* Start *

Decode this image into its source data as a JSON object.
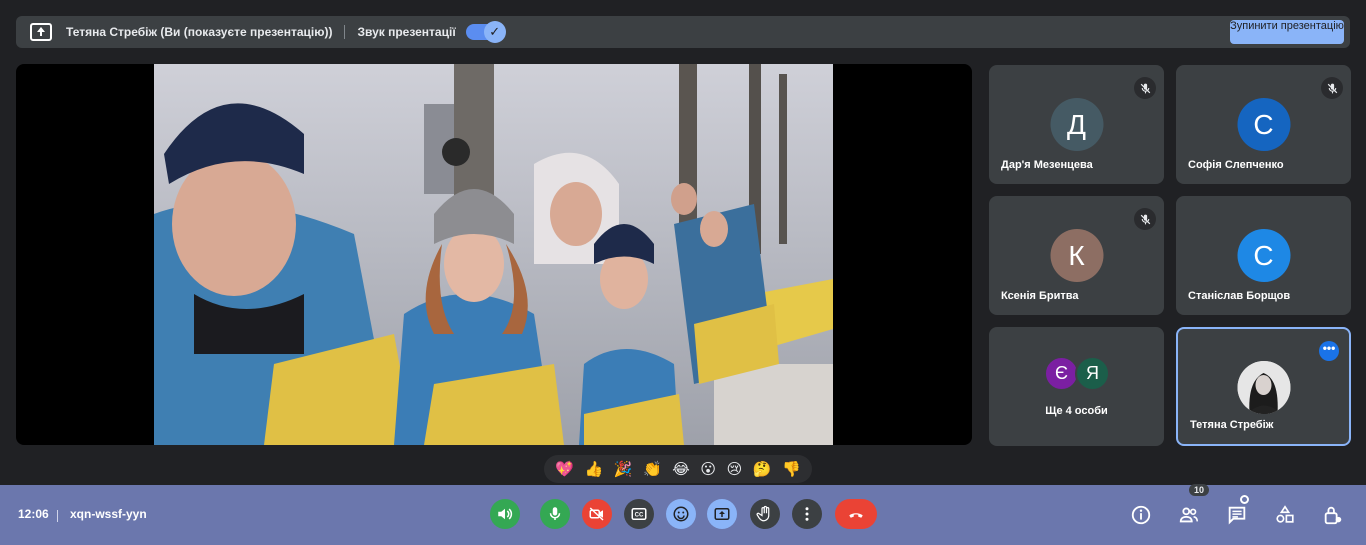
{
  "topbar": {
    "presenter": "Тетяна Стребіж (Ви (показуєте презентацію))",
    "sound_label": "Звук презентації",
    "sound_on": true,
    "stop_button": "Зупинити презентацію"
  },
  "participants": [
    {
      "name": "Дар'я Мезенцева",
      "initial": "Д",
      "color": "#455a64",
      "muted": true
    },
    {
      "name": "Софія Слепченко",
      "initial": "С",
      "color": "#1565c0",
      "muted": true
    },
    {
      "name": "Ксенія Бритва",
      "initial": "К",
      "color": "#8d6e63",
      "muted": true
    },
    {
      "name": "Станіслав Борщов",
      "initial": "С",
      "color": "#1e88e5",
      "muted": false
    }
  ],
  "others": {
    "label": "Ще 4 особи",
    "avatars": [
      {
        "initial": "Є",
        "color": "#7b1fa2"
      },
      {
        "initial": "Я",
        "color": "#1b5e4a"
      }
    ]
  },
  "self": {
    "name": "Тетяна Стребіж"
  },
  "reactions": [
    "💖",
    "👍",
    "🎉",
    "👏",
    "😂",
    "😮",
    "😢",
    "🤔",
    "👎"
  ],
  "bottombar": {
    "time": "12:06",
    "meeting_code": "xqn-wssf-yyn",
    "participant_count": "10"
  },
  "colors": {
    "accent": "#8ab4f8",
    "bottombar": "#6b77ad",
    "end_call": "#ea4335",
    "sound_button": "#34a853"
  }
}
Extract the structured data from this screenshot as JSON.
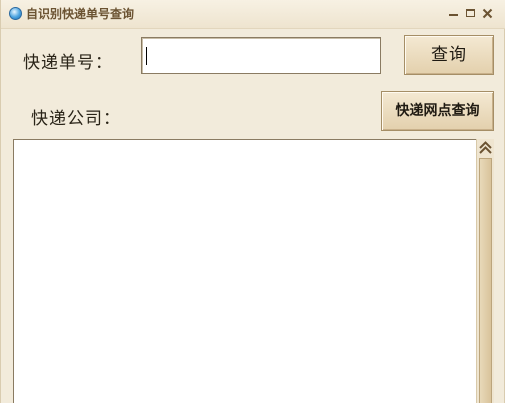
{
  "window": {
    "title": "自识别快递单号查询",
    "controls": {
      "minimize": "minimize",
      "maximize": "maximize",
      "close": "close"
    }
  },
  "form": {
    "tracking_number_label": "快递单号：",
    "tracking_number_value": "",
    "query_button_label": "查询",
    "company_label": "快递公司：",
    "company_value": "",
    "outlet_query_button_label": "快递网点查询"
  },
  "results": {
    "text": ""
  },
  "icons": {
    "app": "globe-icon",
    "close": "close-icon",
    "scroll_up": "double-chevron-up-icon"
  },
  "colors": {
    "background": "#f2ebdb",
    "title_text": "#6b5332",
    "button_face": "#e9dbbd",
    "border": "#8a7b62"
  }
}
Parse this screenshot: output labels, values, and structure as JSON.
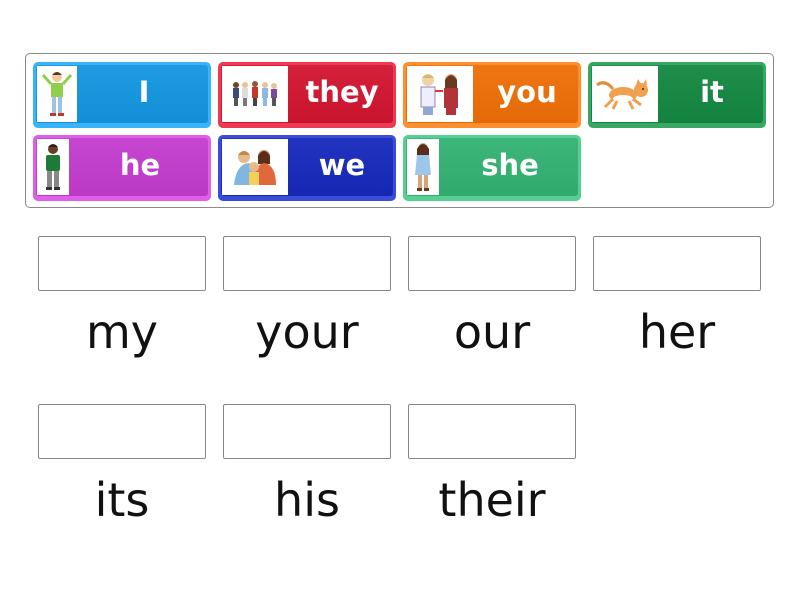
{
  "tiles": [
    {
      "label": "I",
      "color": "#1e9be3",
      "image": "boy-arms-raised",
      "row": 0,
      "col": 0
    },
    {
      "label": "they",
      "color": "#d42038",
      "image": "group-of-children",
      "row": 0,
      "col": 1
    },
    {
      "label": "you",
      "color": "#f07513",
      "image": "two-people-pointing",
      "row": 0,
      "col": 2
    },
    {
      "label": "it",
      "color": "#1f8e4a",
      "image": "cat-running",
      "row": 0,
      "col": 3
    },
    {
      "label": "he",
      "color": "#c645d1",
      "image": "boy-standing",
      "row": 1,
      "col": 0
    },
    {
      "label": "we",
      "color": "#2233c0",
      "image": "family-hug",
      "row": 1,
      "col": 1
    },
    {
      "label": "she",
      "color": "#3db679",
      "image": "girl-standing",
      "row": 1,
      "col": 2
    }
  ],
  "targets": [
    {
      "word": "my",
      "value": ""
    },
    {
      "word": "your",
      "value": ""
    },
    {
      "word": "our",
      "value": ""
    },
    {
      "word": "her",
      "value": ""
    },
    {
      "word": "its",
      "value": ""
    },
    {
      "word": "his",
      "value": ""
    },
    {
      "word": "their",
      "value": ""
    }
  ]
}
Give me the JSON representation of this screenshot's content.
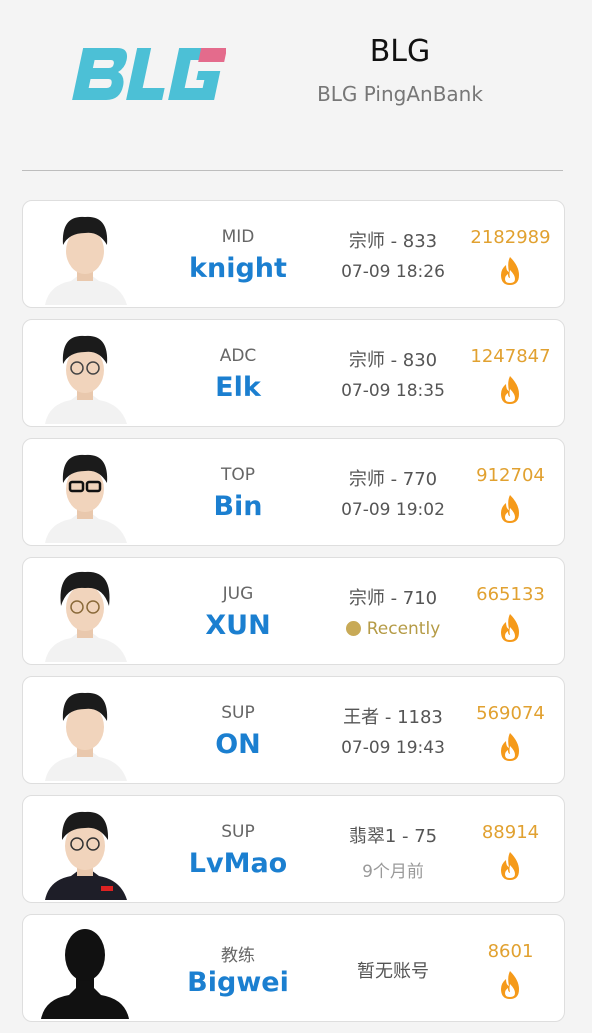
{
  "header": {
    "logo_alt": "BLG",
    "team_name": "BLG",
    "team_sub": "BLG PingAnBank"
  },
  "colors": {
    "accent_blue": "#1b7fd0",
    "hot_orange": "#e1a130",
    "flame": "#f59a1a",
    "logo_cyan": "#4cc0d6",
    "logo_pink": "#e46b8c"
  },
  "players": [
    {
      "role": "MID",
      "name": "knight",
      "rank": "宗师 - 833",
      "time": "07-09 18:26",
      "time_style": "normal",
      "hot": "2182989",
      "icon": "flame-icon"
    },
    {
      "role": "ADC",
      "name": "Elk",
      "rank": "宗师 - 830",
      "time": "07-09 18:35",
      "time_style": "normal",
      "hot": "1247847",
      "icon": "flame-icon"
    },
    {
      "role": "TOP",
      "name": "Bin",
      "rank": "宗师 - 770",
      "time": "07-09 19:02",
      "time_style": "normal",
      "hot": "912704",
      "icon": "flame-icon"
    },
    {
      "role": "JUG",
      "name": "XUN",
      "rank": "宗师 - 710",
      "time": "Recently",
      "time_style": "recent",
      "hot": "665133",
      "icon": "flame-icon"
    },
    {
      "role": "SUP",
      "name": "ON",
      "rank": "王者 - 1183",
      "time": "07-09 19:43",
      "time_style": "normal",
      "hot": "569074",
      "icon": "flame-icon"
    },
    {
      "role": "SUP",
      "name": "LvMao",
      "rank": "翡翠1 - 75",
      "time": "9个月前",
      "time_style": "gray",
      "hot": "88914",
      "icon": "flame-icon"
    },
    {
      "role": "教练",
      "name": "Bigwei",
      "rank": "暂无账号",
      "time": "",
      "time_style": "none",
      "hot": "8601",
      "icon": "flame-icon"
    }
  ]
}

* End *

__What to work on__:
Using the records above, list each line that includes "screenshot".

__Exercise answer__:
Extract the structured data from this screenshot as JSON.
Parse this screenshot: output labels, values, and structure as JSON.
Give me the JSON representation of this screenshot's content.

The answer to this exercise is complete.